## Task instructions
Filter the entries, keeping every line with the word "rechten".

## Data extract

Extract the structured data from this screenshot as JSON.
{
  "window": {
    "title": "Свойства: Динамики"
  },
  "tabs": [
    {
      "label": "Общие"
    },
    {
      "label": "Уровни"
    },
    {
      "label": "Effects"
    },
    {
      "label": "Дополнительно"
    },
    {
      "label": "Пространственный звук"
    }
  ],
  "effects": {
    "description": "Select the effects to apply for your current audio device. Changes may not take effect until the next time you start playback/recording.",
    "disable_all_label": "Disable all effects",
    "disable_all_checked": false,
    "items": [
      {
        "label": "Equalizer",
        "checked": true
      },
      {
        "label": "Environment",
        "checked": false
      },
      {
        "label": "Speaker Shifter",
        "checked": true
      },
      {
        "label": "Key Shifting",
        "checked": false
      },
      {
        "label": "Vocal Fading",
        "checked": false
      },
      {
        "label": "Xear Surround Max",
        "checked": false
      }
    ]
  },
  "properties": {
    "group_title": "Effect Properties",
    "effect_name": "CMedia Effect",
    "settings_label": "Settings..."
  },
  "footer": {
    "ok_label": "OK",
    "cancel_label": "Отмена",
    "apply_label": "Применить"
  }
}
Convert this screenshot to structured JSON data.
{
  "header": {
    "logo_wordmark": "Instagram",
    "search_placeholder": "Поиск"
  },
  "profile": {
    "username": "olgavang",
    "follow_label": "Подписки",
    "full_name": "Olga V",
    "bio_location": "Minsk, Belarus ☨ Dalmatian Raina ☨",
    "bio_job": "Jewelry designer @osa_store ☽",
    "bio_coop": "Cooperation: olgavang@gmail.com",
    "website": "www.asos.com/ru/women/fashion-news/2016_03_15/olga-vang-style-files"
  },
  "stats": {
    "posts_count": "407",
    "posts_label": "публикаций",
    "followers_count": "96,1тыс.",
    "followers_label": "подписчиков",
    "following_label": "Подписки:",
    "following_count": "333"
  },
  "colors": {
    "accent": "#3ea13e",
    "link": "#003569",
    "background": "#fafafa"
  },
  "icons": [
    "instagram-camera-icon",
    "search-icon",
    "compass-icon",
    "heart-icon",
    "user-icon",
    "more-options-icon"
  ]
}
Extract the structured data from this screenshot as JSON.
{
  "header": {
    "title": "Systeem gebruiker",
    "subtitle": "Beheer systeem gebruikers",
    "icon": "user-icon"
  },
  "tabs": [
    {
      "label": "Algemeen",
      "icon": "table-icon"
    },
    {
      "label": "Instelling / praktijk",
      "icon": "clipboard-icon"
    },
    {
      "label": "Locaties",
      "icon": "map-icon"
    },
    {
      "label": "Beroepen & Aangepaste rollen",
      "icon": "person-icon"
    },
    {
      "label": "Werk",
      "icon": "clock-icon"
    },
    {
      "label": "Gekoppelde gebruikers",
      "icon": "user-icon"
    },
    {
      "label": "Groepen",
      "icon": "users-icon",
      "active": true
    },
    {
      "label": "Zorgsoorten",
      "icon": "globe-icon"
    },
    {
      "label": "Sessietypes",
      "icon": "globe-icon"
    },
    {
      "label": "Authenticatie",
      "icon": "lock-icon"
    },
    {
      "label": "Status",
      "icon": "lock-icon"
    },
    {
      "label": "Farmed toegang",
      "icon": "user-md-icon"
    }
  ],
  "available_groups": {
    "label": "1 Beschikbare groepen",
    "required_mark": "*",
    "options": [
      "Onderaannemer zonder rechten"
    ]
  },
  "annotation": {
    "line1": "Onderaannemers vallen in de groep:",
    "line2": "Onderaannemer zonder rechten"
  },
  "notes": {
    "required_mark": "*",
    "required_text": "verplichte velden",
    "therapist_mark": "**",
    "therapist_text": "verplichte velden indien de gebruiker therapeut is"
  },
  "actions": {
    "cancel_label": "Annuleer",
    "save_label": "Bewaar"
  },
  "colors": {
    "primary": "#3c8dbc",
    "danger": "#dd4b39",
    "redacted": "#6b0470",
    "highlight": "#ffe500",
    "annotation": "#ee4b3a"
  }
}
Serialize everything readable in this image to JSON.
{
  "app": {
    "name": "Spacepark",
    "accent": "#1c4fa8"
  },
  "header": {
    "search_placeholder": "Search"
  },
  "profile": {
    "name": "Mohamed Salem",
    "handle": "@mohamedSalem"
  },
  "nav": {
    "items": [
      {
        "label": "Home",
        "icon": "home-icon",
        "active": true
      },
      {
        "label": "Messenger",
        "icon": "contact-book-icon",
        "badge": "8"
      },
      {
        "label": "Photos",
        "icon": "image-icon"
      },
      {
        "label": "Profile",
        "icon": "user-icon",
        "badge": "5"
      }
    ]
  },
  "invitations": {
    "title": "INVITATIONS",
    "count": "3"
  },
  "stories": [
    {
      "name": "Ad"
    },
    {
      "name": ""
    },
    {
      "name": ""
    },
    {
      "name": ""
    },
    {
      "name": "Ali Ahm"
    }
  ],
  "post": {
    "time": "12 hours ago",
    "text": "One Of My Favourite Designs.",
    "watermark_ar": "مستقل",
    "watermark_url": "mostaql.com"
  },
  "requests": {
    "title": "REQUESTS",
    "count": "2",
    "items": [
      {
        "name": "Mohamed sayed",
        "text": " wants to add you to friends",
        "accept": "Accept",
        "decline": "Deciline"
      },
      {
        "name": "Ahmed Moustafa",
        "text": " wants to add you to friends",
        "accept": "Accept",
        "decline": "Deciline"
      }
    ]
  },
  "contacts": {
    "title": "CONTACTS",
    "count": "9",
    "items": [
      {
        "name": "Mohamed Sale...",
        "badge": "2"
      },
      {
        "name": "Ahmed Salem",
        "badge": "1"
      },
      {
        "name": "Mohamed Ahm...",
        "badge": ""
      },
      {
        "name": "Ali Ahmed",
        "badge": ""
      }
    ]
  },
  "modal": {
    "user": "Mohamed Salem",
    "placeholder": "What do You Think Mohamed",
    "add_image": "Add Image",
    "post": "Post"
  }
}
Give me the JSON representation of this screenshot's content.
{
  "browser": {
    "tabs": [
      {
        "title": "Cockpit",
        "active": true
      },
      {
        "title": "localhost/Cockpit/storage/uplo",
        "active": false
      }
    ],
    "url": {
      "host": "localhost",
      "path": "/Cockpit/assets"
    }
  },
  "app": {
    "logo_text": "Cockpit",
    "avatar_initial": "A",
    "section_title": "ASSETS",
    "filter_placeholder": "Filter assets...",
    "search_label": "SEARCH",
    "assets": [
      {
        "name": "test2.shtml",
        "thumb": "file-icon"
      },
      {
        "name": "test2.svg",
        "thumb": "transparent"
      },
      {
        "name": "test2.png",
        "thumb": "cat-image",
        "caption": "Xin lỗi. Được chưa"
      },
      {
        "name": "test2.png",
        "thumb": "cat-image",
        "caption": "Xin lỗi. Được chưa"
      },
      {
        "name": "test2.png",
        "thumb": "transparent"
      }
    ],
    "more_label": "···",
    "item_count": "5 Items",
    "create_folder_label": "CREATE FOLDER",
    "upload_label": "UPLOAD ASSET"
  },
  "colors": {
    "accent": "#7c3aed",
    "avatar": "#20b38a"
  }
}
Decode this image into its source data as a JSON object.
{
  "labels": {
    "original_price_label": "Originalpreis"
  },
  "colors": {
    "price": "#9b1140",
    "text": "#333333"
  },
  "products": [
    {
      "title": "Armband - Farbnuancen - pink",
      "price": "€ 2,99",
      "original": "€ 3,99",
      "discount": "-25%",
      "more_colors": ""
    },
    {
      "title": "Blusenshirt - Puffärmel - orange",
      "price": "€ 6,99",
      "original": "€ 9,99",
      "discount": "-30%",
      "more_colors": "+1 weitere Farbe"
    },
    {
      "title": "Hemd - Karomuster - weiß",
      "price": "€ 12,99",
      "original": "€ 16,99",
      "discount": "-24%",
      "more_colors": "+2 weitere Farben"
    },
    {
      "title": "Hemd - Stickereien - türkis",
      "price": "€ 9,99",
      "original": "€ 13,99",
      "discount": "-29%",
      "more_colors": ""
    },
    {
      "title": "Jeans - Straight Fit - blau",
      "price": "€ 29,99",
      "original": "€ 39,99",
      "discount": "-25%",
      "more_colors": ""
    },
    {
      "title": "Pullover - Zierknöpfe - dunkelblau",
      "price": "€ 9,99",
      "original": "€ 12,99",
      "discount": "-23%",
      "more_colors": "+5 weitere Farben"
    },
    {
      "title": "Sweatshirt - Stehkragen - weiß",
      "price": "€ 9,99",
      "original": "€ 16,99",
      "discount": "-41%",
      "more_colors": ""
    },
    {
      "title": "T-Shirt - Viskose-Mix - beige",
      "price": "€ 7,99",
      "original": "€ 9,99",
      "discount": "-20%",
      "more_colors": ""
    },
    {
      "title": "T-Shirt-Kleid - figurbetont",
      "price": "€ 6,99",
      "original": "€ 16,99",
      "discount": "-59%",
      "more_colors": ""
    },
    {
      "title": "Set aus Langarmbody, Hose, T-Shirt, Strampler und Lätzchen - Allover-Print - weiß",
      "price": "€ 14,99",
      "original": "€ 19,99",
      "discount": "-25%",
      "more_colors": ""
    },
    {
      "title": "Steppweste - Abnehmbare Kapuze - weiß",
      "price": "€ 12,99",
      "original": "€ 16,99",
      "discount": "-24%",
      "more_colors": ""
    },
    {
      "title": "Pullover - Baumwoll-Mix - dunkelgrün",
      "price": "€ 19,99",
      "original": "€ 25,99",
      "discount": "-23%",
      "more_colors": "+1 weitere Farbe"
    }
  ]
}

## Response for this exercise
      "Onderaannemer zonder rechten"
    "line2": "Onderaannemer zonder rechten"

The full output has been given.